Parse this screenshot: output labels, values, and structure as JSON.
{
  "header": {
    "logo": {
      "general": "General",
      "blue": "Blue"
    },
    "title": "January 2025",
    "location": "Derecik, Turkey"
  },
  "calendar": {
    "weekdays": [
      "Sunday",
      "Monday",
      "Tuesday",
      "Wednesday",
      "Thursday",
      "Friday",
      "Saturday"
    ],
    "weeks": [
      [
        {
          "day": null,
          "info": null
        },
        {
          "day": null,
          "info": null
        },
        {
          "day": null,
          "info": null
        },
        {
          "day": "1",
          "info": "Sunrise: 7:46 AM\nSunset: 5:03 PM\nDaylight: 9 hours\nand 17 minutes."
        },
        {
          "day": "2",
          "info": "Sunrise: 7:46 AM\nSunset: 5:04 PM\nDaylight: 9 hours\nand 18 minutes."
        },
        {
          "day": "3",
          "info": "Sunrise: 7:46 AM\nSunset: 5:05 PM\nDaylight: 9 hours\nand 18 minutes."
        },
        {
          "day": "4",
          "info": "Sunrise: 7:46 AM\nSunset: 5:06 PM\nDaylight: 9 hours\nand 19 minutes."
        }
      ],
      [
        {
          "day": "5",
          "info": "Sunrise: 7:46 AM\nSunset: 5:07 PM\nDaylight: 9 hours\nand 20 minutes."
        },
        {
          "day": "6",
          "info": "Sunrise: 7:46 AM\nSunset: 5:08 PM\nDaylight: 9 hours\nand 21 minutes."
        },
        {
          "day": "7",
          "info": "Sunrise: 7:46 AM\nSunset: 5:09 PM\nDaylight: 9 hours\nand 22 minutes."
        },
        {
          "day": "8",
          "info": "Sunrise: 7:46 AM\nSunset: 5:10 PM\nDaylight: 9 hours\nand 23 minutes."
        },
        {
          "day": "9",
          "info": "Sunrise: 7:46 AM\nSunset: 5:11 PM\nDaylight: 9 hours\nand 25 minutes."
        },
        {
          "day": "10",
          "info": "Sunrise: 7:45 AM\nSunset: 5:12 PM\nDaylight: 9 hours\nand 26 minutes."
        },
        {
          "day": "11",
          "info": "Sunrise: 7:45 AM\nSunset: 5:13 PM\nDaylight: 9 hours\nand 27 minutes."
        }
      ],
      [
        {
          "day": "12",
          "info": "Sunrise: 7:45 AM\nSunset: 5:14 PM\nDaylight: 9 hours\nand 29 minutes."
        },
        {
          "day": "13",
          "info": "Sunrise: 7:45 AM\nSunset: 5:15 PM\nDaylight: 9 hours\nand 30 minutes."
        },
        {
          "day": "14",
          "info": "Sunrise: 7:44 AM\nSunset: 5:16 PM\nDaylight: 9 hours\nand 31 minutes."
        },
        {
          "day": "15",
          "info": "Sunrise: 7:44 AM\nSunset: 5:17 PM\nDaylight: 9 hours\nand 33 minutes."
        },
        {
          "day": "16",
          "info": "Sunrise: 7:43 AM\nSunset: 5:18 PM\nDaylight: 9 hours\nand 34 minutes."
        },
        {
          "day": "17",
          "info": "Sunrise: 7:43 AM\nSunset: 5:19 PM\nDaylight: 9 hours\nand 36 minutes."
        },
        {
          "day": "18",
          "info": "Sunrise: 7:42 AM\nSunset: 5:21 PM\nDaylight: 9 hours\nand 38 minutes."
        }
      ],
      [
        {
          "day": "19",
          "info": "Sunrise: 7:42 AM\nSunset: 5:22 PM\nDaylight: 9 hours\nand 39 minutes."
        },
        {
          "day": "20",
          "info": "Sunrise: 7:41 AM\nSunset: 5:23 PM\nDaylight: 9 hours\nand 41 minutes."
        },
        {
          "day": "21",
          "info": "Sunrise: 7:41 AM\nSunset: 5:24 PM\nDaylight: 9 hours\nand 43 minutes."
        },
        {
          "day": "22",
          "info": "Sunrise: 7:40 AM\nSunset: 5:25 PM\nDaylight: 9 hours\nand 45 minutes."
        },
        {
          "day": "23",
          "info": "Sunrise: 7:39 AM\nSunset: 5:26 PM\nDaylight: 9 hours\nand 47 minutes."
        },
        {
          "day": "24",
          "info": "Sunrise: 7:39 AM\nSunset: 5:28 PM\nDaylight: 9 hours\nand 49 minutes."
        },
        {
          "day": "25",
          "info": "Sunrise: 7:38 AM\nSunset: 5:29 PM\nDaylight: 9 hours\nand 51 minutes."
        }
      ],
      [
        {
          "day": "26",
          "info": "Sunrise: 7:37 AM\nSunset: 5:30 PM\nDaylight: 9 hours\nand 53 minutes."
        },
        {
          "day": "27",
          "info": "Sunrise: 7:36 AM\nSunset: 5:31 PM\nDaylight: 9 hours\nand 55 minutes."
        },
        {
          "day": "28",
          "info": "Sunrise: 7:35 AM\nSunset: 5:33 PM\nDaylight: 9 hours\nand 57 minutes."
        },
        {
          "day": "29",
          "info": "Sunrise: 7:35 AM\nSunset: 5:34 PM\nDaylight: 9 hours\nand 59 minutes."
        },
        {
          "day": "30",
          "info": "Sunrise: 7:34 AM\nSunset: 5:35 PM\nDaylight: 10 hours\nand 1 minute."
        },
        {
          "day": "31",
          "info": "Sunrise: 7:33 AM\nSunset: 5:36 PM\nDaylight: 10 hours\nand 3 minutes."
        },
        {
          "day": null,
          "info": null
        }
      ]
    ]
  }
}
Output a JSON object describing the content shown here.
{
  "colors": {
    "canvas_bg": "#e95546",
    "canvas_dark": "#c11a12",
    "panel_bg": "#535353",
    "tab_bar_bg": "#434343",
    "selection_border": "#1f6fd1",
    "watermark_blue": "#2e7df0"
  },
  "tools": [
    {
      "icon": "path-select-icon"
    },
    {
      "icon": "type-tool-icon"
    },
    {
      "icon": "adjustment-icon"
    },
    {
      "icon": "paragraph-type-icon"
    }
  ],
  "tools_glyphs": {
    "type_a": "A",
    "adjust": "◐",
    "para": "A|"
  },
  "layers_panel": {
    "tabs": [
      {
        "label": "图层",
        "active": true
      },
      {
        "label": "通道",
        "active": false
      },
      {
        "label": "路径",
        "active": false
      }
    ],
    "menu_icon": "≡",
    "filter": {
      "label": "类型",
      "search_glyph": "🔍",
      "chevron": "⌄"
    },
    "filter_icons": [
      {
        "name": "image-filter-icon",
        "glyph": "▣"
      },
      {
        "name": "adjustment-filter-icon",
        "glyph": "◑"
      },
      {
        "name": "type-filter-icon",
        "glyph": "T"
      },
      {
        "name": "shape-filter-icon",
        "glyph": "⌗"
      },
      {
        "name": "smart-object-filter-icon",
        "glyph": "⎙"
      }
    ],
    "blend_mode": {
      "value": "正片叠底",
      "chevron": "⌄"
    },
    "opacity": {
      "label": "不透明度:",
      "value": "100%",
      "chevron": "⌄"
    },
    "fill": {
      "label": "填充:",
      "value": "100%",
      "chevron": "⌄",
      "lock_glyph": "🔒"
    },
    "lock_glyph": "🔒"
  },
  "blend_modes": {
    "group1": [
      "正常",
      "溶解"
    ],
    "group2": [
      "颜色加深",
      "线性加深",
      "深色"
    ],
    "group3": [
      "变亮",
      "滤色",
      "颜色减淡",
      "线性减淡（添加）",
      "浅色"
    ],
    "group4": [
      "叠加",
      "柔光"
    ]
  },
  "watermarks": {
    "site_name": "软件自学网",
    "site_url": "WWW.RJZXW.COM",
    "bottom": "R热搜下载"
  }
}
:::::
Look through the entries above; copy each line where the string "adjustment" appears.

      "icon": "adjustment-icon"
        "name": "adjustment-filter-icon",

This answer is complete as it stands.